>> Begin

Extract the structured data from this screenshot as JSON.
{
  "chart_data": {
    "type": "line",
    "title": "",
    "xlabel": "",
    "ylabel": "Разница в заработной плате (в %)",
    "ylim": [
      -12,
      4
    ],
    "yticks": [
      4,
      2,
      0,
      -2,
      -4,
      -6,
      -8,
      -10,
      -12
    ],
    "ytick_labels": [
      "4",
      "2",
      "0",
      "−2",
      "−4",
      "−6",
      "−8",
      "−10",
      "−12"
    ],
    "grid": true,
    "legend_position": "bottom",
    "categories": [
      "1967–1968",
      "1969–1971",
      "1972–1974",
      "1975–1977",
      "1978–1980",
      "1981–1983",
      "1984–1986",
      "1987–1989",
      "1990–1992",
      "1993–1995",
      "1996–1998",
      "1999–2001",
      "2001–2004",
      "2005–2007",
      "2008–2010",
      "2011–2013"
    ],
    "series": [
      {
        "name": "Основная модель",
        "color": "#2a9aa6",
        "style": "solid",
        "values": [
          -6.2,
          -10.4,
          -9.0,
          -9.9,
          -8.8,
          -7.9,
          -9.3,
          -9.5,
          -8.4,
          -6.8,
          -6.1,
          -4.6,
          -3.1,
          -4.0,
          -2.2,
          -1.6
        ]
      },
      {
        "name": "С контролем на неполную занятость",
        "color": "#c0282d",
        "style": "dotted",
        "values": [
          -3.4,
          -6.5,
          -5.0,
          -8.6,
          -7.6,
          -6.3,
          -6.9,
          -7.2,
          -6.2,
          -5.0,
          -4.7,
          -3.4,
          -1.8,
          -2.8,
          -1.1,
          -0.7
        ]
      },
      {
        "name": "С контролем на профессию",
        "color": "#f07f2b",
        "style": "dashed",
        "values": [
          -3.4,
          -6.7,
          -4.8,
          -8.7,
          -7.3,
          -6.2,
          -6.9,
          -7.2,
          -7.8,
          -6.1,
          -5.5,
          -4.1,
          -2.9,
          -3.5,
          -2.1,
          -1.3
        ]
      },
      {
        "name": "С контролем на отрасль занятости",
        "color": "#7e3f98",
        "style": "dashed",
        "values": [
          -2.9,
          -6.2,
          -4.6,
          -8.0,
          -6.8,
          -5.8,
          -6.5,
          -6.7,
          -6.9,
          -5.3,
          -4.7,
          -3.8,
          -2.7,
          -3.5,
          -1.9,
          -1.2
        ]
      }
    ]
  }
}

>> End

Go back to the listing above and please repeat it exactly.

• Right answer
Extract the structured data from this screenshot as JSON.
{
  "chart_data": {
    "type": "line",
    "title": "",
    "xlabel": "",
    "ylabel": "Разница в заработной плате (в %)",
    "ylim": [
      -12,
      4
    ],
    "yticks": [
      4,
      2,
      0,
      -2,
      -4,
      -6,
      -8,
      -10,
      -12
    ],
    "ytick_labels": [
      "4",
      "2",
      "0",
      "−2",
      "−4",
      "−6",
      "−8",
      "−10",
      "−12"
    ],
    "grid": true,
    "legend_position": "bottom",
    "categories": [
      "1967–1968",
      "1969–1971",
      "1972–1974",
      "1975–1977",
      "1978–1980",
      "1981–1983",
      "1984–1986",
      "1987–1989",
      "1990–1992",
      "1993–1995",
      "1996–1998",
      "1999–2001",
      "2001–2004",
      "2005–2007",
      "2008–2010",
      "2011–2013"
    ],
    "series": [
      {
        "name": "Основная модель",
        "color": "#2a9aa6",
        "style": "solid",
        "values": [
          -6.2,
          -10.4,
          -9.0,
          -9.9,
          -8.8,
          -7.9,
          -9.3,
          -9.5,
          -8.4,
          -6.8,
          -6.1,
          -4.6,
          -3.1,
          -4.0,
          -2.2,
          -1.6
        ]
      },
      {
        "name": "С контролем на неполную занятость",
        "color": "#c0282d",
        "style": "dotted",
        "values": [
          -3.4,
          -6.5,
          -5.0,
          -8.6,
          -7.6,
          -6.3,
          -6.9,
          -7.2,
          -6.2,
          -5.0,
          -4.7,
          -3.4,
          -1.8,
          -2.8,
          -1.1,
          -0.7
        ]
      },
      {
        "name": "С контролем на профессию",
        "color": "#f07f2b",
        "style": "dashed",
        "values": [
          -3.4,
          -6.7,
          -4.8,
          -8.7,
          -7.3,
          -6.2,
          -6.9,
          -7.2,
          -7.8,
          -6.1,
          -5.5,
          -4.1,
          -2.9,
          -3.5,
          -2.1,
          -1.3
        ]
      },
      {
        "name": "С контролем на отрасль занятости",
        "color": "#7e3f98",
        "style": "dashed",
        "values": [
          -2.9,
          -6.2,
          -4.6,
          -8.0,
          -6.8,
          -5.8,
          -6.5,
          -6.7,
          -6.9,
          -5.3,
          -4.7,
          -3.8,
          -2.7,
          -3.5,
          -1.9,
          -1.2
        ]
      }
    ]
  }
}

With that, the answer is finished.